Records supplied:

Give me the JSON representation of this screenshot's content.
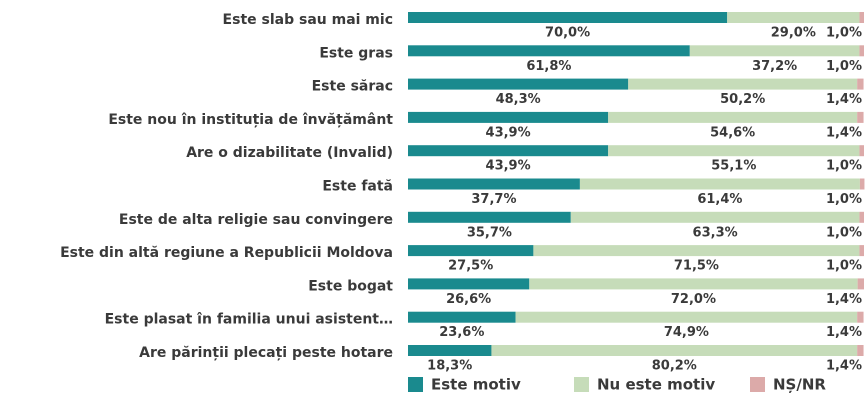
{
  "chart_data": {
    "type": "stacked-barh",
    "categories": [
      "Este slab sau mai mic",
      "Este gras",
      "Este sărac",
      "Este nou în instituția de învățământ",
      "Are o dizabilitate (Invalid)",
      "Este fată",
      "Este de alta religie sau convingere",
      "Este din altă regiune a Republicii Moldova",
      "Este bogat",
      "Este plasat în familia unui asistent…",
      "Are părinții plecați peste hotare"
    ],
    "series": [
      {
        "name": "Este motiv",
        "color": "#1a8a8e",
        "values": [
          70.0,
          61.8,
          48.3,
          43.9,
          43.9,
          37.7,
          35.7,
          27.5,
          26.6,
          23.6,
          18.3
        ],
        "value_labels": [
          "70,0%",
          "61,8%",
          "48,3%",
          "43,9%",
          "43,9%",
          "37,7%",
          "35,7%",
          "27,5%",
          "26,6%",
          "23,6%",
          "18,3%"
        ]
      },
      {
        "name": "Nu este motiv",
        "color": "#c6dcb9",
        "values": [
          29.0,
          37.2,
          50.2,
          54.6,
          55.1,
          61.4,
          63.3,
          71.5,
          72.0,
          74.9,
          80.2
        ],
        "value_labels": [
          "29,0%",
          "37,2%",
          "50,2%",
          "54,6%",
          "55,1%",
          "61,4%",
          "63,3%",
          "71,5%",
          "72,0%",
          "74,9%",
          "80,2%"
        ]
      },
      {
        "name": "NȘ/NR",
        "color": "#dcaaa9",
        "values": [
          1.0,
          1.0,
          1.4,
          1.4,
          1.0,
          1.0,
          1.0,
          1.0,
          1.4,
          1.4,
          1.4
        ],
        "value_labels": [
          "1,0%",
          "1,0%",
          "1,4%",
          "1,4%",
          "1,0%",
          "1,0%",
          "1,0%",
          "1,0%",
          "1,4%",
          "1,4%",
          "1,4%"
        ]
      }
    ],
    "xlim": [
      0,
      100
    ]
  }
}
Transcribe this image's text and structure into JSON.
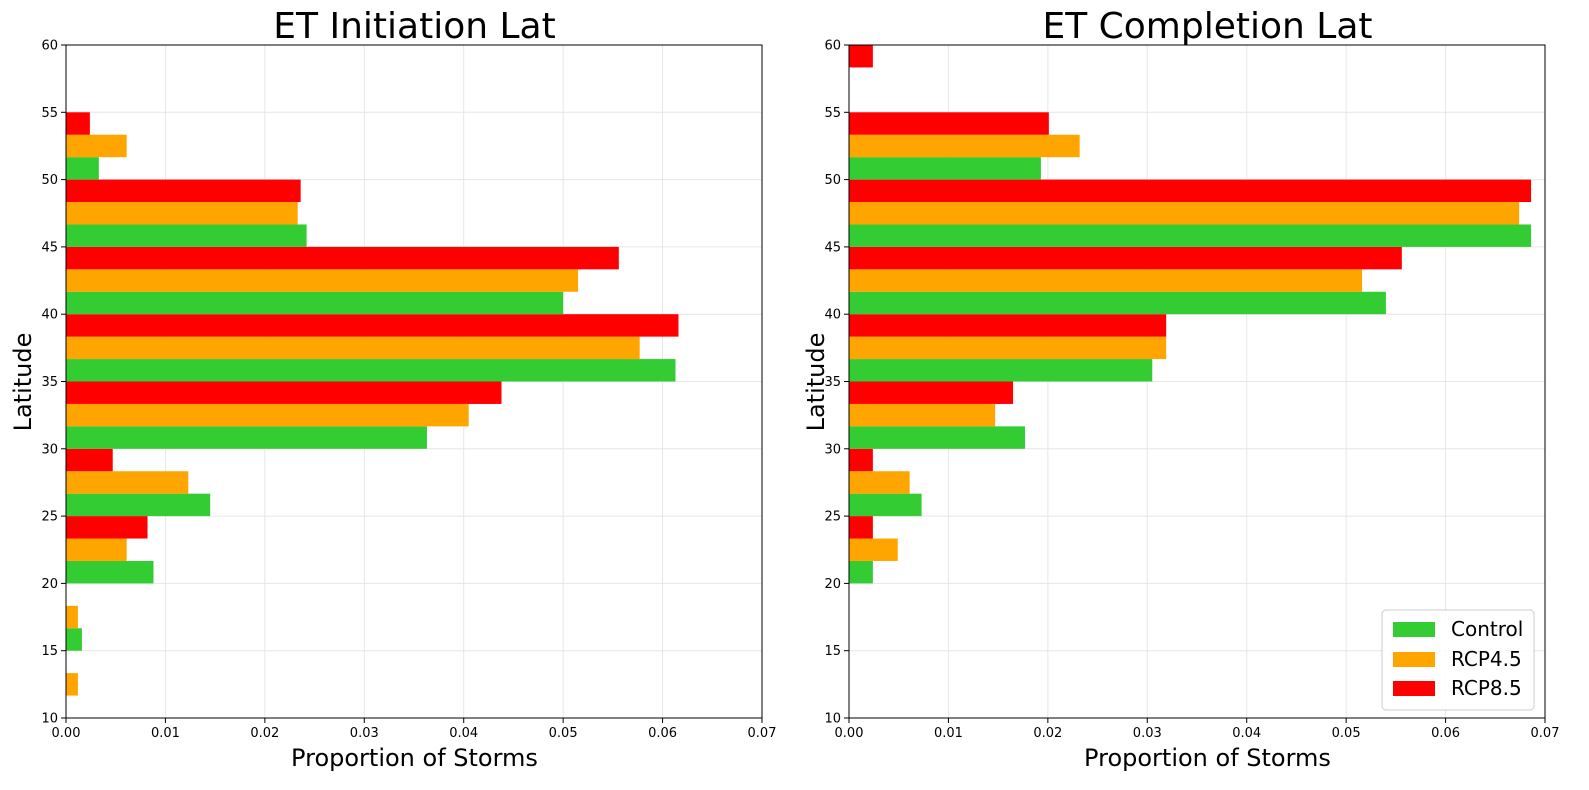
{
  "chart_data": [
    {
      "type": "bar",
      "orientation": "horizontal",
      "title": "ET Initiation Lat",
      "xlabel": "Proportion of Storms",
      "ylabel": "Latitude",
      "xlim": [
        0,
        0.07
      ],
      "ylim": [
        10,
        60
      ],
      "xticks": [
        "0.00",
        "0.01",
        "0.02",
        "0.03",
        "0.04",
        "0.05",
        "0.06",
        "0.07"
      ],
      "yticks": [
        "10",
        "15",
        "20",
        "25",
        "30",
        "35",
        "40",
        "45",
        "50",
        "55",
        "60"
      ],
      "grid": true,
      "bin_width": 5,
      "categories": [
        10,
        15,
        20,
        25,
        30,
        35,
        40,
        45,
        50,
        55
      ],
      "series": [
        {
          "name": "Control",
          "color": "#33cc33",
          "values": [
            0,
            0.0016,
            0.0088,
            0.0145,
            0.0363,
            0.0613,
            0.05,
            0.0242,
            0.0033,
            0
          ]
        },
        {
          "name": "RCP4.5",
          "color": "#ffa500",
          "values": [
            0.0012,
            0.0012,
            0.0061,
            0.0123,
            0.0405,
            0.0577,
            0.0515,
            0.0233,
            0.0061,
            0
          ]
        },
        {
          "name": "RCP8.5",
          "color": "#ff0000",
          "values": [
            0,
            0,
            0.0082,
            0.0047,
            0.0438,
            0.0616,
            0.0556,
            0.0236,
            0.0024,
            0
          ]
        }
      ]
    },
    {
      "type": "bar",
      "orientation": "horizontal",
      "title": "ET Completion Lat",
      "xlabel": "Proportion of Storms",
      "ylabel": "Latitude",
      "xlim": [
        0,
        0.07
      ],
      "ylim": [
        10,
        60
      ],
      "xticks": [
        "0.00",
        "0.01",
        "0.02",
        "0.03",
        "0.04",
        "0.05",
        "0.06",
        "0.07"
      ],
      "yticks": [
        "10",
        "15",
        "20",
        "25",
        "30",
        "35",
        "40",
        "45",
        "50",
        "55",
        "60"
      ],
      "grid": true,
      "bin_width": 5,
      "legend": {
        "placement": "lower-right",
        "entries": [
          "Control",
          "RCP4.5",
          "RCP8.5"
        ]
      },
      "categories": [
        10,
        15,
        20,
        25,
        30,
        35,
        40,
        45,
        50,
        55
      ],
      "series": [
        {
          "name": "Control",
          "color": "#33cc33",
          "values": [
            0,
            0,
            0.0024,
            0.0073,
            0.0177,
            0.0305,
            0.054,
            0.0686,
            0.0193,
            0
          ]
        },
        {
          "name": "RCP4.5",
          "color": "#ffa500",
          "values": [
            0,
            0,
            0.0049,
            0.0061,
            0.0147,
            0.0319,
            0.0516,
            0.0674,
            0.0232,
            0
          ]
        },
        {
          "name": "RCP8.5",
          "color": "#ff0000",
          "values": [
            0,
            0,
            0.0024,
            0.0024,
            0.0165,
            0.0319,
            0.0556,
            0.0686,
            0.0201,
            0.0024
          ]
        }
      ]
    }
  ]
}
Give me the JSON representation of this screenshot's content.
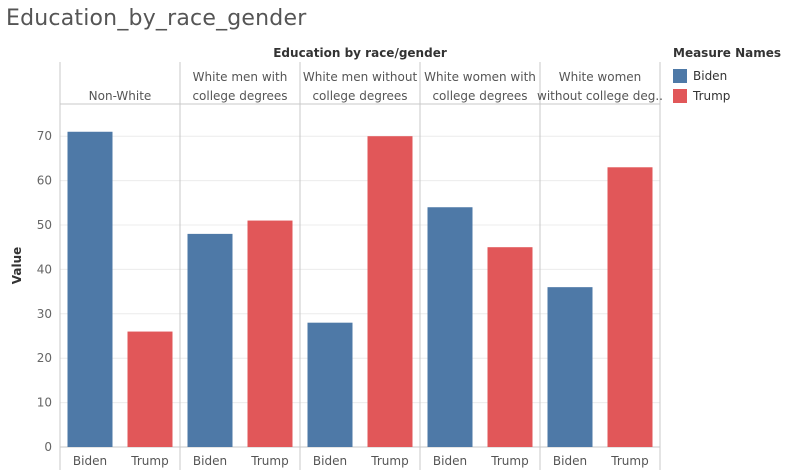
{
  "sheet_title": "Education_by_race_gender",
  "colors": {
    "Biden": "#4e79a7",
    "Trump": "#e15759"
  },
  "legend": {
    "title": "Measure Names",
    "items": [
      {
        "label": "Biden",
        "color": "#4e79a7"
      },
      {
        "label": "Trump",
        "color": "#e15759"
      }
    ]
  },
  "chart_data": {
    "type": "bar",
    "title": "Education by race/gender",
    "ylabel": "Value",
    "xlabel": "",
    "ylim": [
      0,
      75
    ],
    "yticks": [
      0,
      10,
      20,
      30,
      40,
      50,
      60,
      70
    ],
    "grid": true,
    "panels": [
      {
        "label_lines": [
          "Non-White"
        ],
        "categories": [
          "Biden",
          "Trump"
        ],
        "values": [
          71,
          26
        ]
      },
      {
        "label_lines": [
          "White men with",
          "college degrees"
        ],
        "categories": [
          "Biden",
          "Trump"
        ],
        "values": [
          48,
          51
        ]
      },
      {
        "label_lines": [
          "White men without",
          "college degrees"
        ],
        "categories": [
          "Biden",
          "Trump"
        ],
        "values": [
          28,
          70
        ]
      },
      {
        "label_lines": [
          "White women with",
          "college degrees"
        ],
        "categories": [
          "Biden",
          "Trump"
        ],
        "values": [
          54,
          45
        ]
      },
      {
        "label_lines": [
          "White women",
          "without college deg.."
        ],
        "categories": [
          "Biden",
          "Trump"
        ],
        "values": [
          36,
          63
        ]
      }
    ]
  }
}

--

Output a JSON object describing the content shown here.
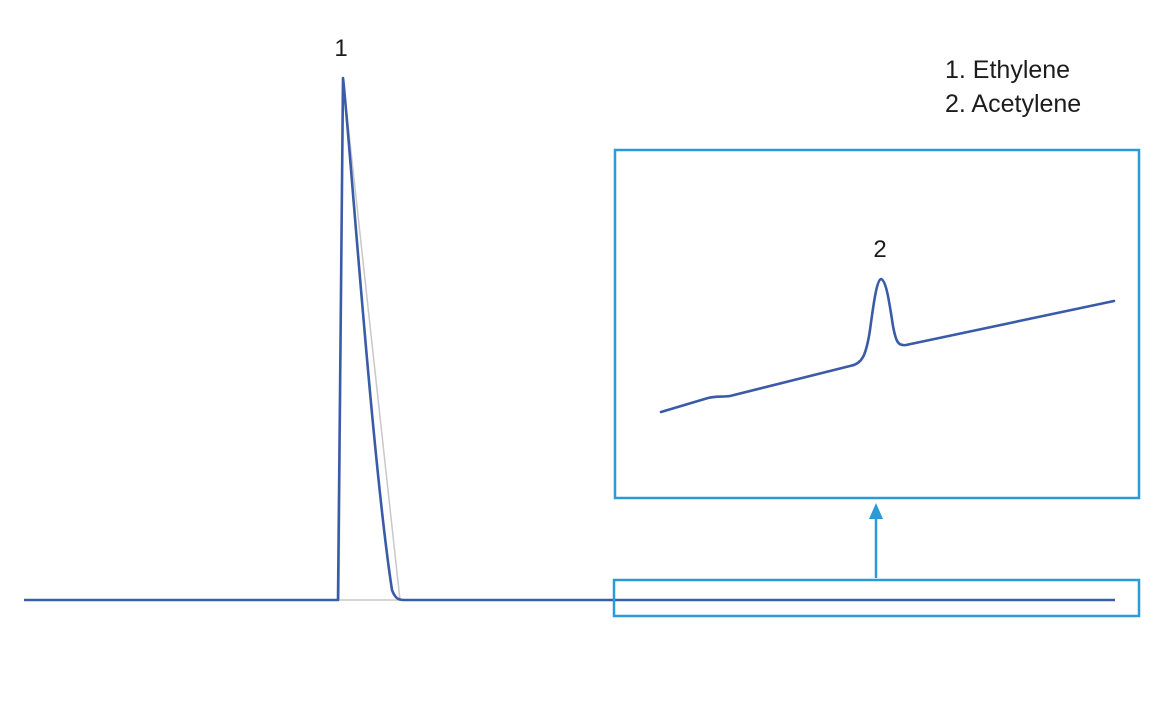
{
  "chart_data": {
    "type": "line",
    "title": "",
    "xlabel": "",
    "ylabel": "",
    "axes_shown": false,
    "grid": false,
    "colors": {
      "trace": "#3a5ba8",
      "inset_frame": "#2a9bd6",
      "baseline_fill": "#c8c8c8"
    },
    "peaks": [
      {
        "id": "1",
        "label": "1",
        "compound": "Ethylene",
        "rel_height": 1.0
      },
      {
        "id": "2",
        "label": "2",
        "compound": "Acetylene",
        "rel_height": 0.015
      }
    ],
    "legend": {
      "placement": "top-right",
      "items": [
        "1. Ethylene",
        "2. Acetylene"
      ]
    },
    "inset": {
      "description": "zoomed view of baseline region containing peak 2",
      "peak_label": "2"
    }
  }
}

--

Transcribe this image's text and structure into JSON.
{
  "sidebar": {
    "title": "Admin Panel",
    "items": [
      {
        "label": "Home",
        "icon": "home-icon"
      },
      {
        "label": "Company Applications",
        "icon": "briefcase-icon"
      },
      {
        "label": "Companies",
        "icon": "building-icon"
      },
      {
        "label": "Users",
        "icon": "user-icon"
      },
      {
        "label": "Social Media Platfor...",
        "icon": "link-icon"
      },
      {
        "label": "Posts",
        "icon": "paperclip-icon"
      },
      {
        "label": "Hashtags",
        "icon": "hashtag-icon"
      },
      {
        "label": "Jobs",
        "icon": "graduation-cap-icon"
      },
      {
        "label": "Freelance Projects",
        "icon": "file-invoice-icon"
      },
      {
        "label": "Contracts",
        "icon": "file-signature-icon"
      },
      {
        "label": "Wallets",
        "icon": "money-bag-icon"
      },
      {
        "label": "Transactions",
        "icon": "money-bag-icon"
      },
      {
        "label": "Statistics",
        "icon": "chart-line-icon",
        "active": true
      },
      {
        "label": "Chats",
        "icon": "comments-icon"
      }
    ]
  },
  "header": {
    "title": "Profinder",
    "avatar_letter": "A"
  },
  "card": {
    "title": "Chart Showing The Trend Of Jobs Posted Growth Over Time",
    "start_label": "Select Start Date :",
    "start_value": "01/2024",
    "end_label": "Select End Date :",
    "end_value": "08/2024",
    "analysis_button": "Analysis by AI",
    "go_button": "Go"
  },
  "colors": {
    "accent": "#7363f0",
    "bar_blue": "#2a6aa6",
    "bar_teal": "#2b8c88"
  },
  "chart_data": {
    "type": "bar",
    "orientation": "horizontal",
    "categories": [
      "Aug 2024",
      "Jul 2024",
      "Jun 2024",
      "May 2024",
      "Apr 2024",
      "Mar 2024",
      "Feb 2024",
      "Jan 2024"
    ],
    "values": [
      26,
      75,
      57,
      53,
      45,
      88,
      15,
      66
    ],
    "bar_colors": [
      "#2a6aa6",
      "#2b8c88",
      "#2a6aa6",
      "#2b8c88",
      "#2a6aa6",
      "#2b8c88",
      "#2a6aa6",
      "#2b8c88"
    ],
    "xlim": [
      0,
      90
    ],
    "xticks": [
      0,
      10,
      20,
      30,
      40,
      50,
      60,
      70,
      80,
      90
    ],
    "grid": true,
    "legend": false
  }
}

Work to be completed: Looking at the records above, work out how many lines include the word "Select", then give that number by itself.

Completed task: 2